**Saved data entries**
========================

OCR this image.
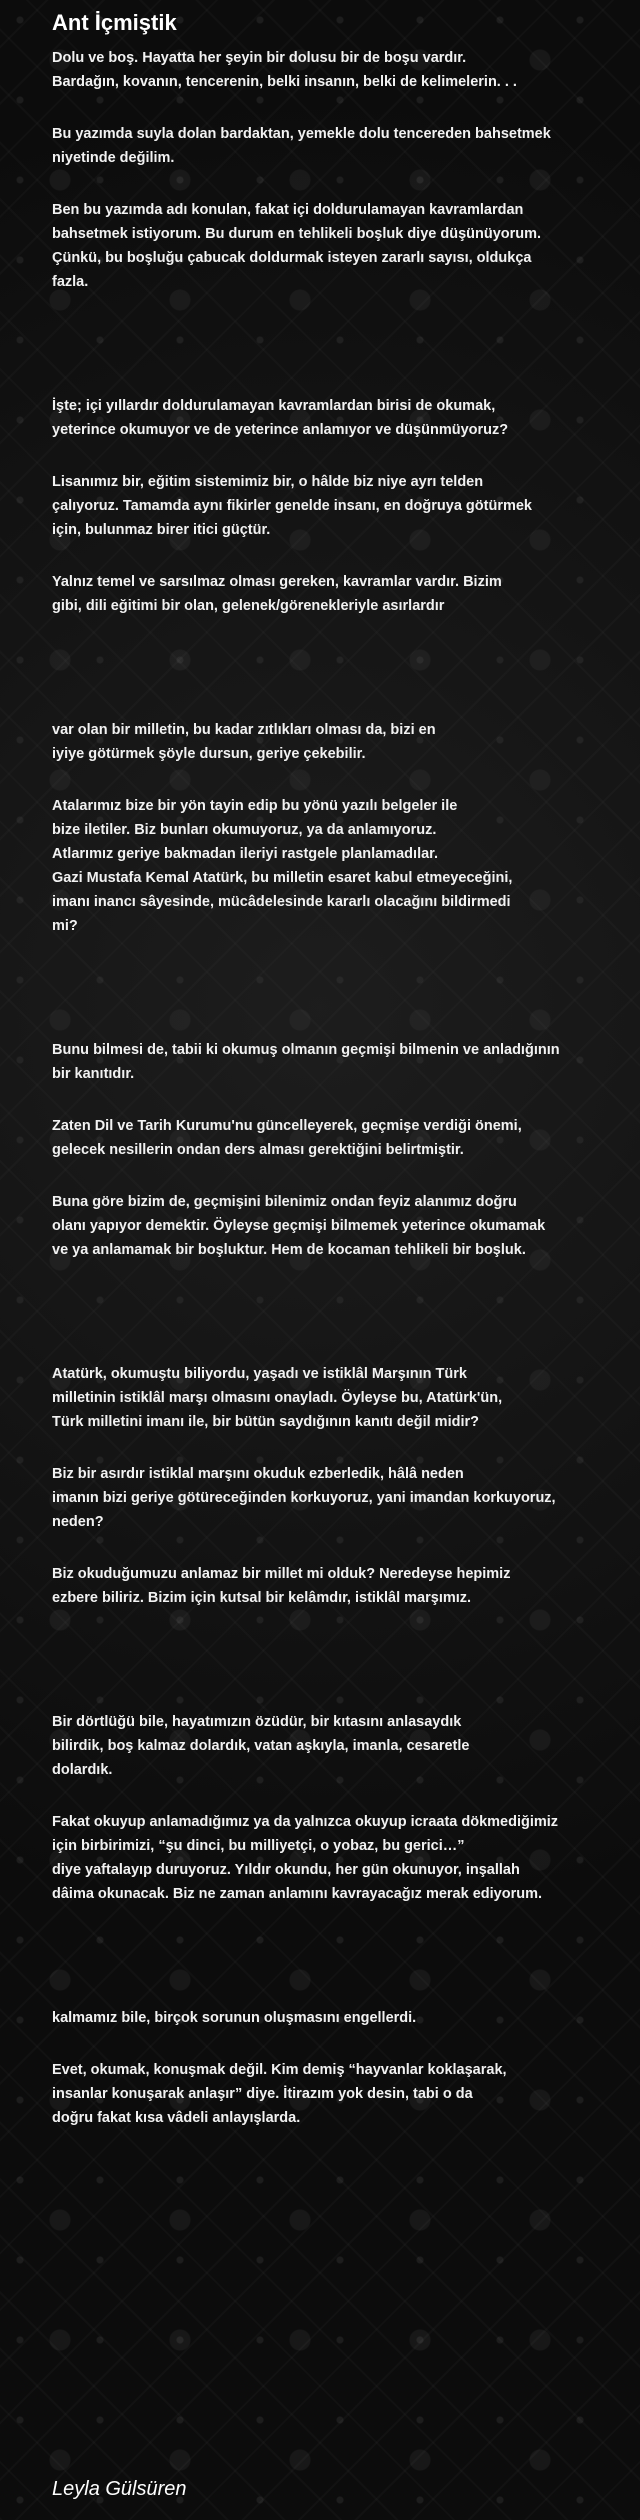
Ant İçmiştik

Dolu ve boş. Hayatta her şeyin bir dolusu bir de boşu vardır.
Bardağın, kovanın, tencerenin, belki insanın, belki de kelimelerin. . .

Bu yazımda suyla dolan bardaktan, yemekle dolu tencereden bahsetmek
niyetinde değilim.

Ben bu yazımda adı konulan, fakat içi doldurulamayan kavramlardan
bahsetmek istiyorum. Bu durum en tehlikeli boşluk diye düşünüyorum.
Çünkü, bu boşluğu çabucak doldurmak isteyen zararlı sayısı, oldukça
fazla.

İşte; içi yıllardır doldurulamayan kavramlardan birisi de okumak,
yeterince okumuyor ve de yeterince anlamıyor ve düşünmüyoruz?

Lisanımız bir, eğitim sistemimiz bir, o hâlde biz niye ayrı telden
çalıyoruz. Tamamda aynı fikirler genelde insanı, en doğruya götürmek
için, bulunmaz birer itici güçtür.

Yalnız temel ve sarsılmaz olması gereken, kavramlar vardır. Bizim
gibi, dili eğitimi bir olan, gelenek/göreneklеriyle asırlardır

var olan bir milletin, bu kadar zıtlıkları olması da, bizi en
iyiye götürmek şöyle dursun, geriye çekebilir.

Atalarımız bize bir yön tayin edip bu yönü yazılı belgeler ile
bize iletiler. Biz bunları okumuyoruz, ya da anlamıyoruz.
Atlarımız geriye bakmadan ileriyi rastgele planlamadılar.
Gazi Mustafa Kemal Atatürk, bu milletin esaret kabul etmeyeceğini,
imanı inancı sâyesinde, mücâdelesinde kararlı olacağını bildirmedi
mi?

Bunu bilmesi de, tabii ki okumuş olmanın geçmişi bilmenin ve anladığının
bir kanıtıdır.

Zaten Dil ve Tarih Kurumu'nu güncelleyerek, geçmişe verdiği önemi,
gelecek nesillerin ondan ders alması gerektiğini belirtmiştir.

Buna göre bizim de, geçmişini bilenimiz ondan feyiz alanımız doğru
olanı yapıyor demektir. Öyleyse geçmişi bilmemek yeterince okumamak
ve ya anlamamak bir boşluktur. Hem de kocaman tehlikeli bir boşluk.

Atatürk, okumuştu biliyordu, yaşadı ve istiklâl Marşının Türk
milletinin istiklâl marşı olmasını onayladı. Öyleyse bu, Atatürk'ün,
Türk milletini imanı ile, bir bütün saydığının kanıtı değil midir?

Biz bir asırdır istiklal marşını okuduk ezberledik, hâlâ neden
imanın bizi geriye götüreceğinden korkuyoruz, yani imandan korkuyoruz,
neden?

Biz okuduğumuzu anlamaz bir millet mi olduk? Neredeyse hepimiz
ezbere biliriz. Bizim için kutsal bir kelâmdır, istiklâl marşımız.

Bir dörtlüğü bile, hayatımızın özüdür, bir kıtasını anlasaydık
bilirdik, boş kalmaz dolardık, vatan aşkıyla, imanla, cesaretle
dolardık.

Fakat okuyup anlamadığımız ya da yalnızca okuyup icraata dökmediğimiz
için birbirimizi, “şu dinci, bu milliyetçi, o yobaz, bu gerici…”
diye yaftalayıp duruyoruz. Yıldır okundu, her gün okunuyor, inşallah
dâima okunacak. Biz ne zaman anlamını kavrayacağız merak ediyorum.

kalmamız bile, birçok sorunun oluşmasını engellerdi.

Evet, okumak, konuşmak değil. Kim demiş “hayvanlar koklaşarak,
insanlar konuşarak anlaşır” diye. İtirazım yok desin, tabi o da
doğru fakat kısa vâdeli anlayışlarda.

Leyla Gülsüren
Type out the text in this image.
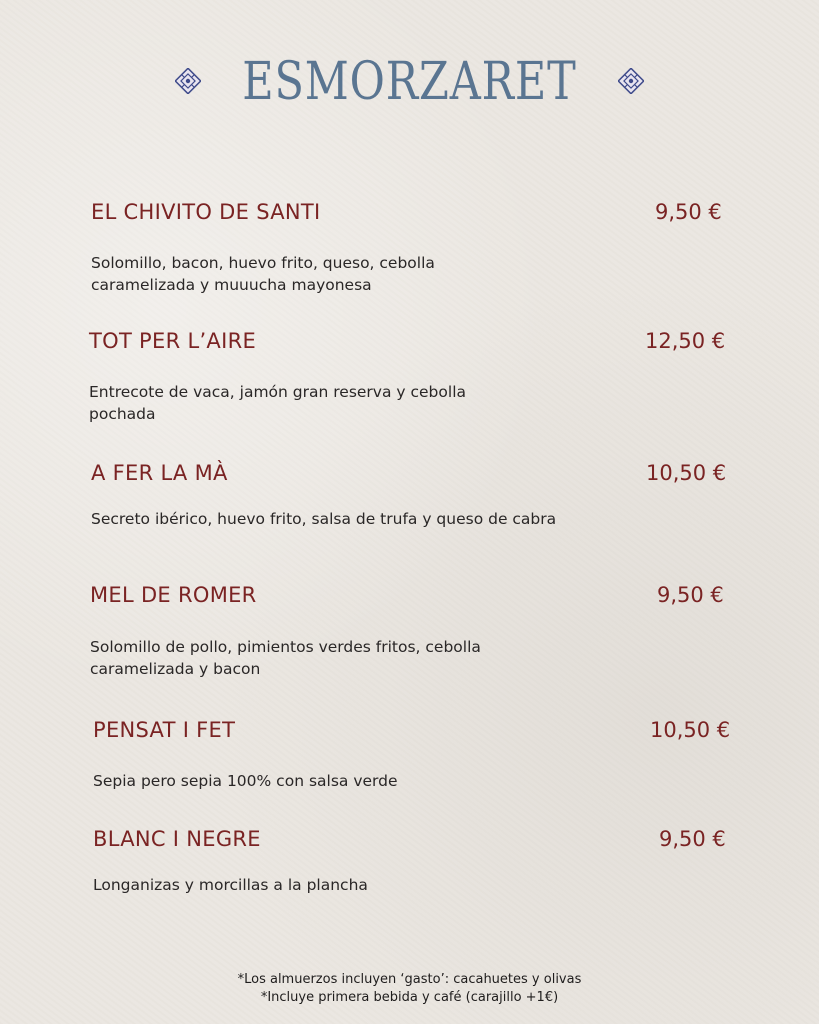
ESMORZARET
EL CHIVITO DE SANTI	9,50 €
Solomillo, bacon, huevo frito, queso, cebolla caramelizada y muuucha mayonesa
TOT PER L’AIRE	12,50 €
Entrecote de vaca, jamón gran reserva y cebolla pochada
A FER LA MÀ	10,50 €
Secreto ibérico, huevo frito, salsa de trufa y queso de cabra
MEL DE ROMER	9,50 €
Solomillo de pollo, pimientos verdes fritos, cebolla caramelizada y bacon
PENSAT I FET	10,50 €
Sepia pero sepia 100% con salsa verde
BLANC I NEGRE	9,50 €
Longanizas y morcillas a la plancha
*Los almuerzos incluyen ‘gasto’: cacahuetes y olivas
*Incluye primera bebida y café (carajillo +1€)
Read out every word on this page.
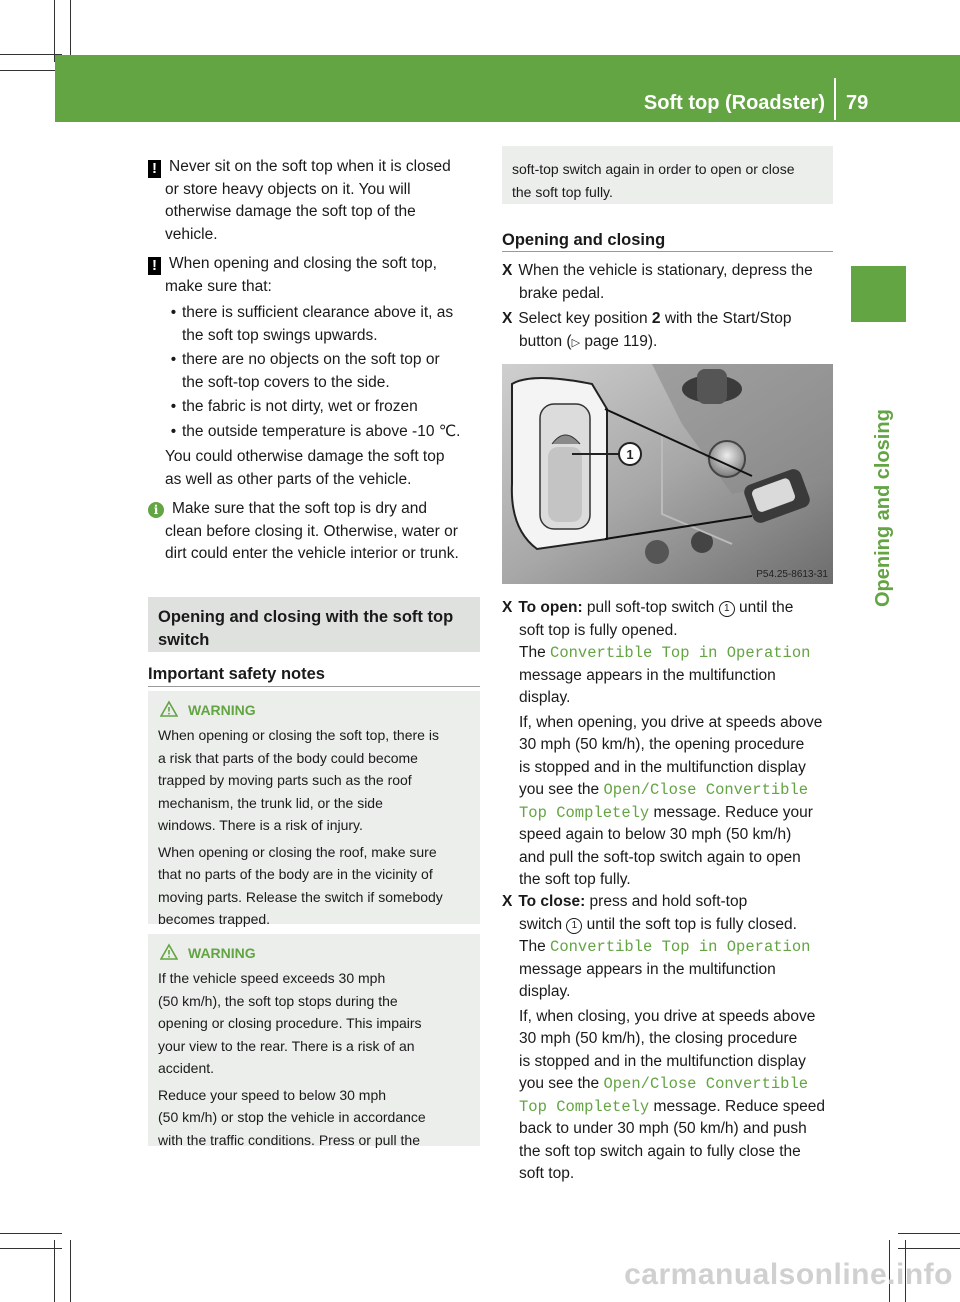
Soft top (Roadster) 79
Opening and closing
! Never sit on the soft top when it is closed
or store heavy objects on it. You will
otherwise damage the soft top of the
vehicle.
! When opening and closing the soft top,
make sure that:
• there is sufficient clearance above it, as
the soft top swings upwards.
• there are no objects on the soft top or
the soft-top covers to the side.
• the fabric is not dirty, wet or frozen
• the outside temperature is above -10 ℃.
You could otherwise damage the soft top
as well as other parts of the vehicle.
i Make sure that the soft top is dry and
clean before closing it. Otherwise, water or
dirt could enter the vehicle interior or trunk.
Opening and closing with the soft top
switch
Important safety notes
WARNING
When opening or closing the soft top, there is
a risk that parts of the body could become
trapped by moving parts such as the roof
mechanism, the trunk lid, or the side
windows. There is a risk of injury.
When opening or closing the roof, make sure
that no parts of the body are in the vicinity of
moving parts. Release the switch if somebody
becomes trapped.
WARNING
If the vehicle speed exceeds 30 mph
(50 km/h), the soft top stops during the
opening or closing procedure. This impairs
your view to the rear. There is a risk of an
accident.
Reduce your speed to below 30 mph
(50 km/h) or stop the vehicle in accordance
with the traffic conditions. Press or pull the
soft-top switch again in order to open or close
the soft top fully.
Opening and closing
X When the vehicle is stationary, depress the
brake pedal.
X Select key position 2 with the Start/Stop
button (▷ page 119).
1
P54.25-8613-31
X To open: pull soft-top switch 1 until the
soft top is fully opened.
The Convertible Top in Operation
message appears in the multifunction
display.
If, when opening, you drive at speeds above
30 mph (50 km/h), the opening procedure
is stopped and in the multifunction display
you see the Open/Close Convertible
Top Completely message. Reduce your
speed again to below 30 mph (50 km/h)
and pull the soft-top switch again to open
the soft top fully.
X To close: press and hold soft-top
switch 1 until the soft top is fully closed.
The Convertible Top in Operation
message appears in the multifunction
display.
If, when closing, you drive at speeds above
30 mph (50 km/h), the closing procedure
is stopped and in the multifunction display
you see the Open/Close Convertible
Top Completely message. Reduce speed
back to under 30 mph (50 km/h) and push
the soft top switch again to fully close the
soft top.
carmanualsonline.info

========================

**Directions**
Show each line in the entries that holds the string "until".

**Written response**
X To open: pull soft-top switch 1 until the
switch 1 until the soft top is fully closed.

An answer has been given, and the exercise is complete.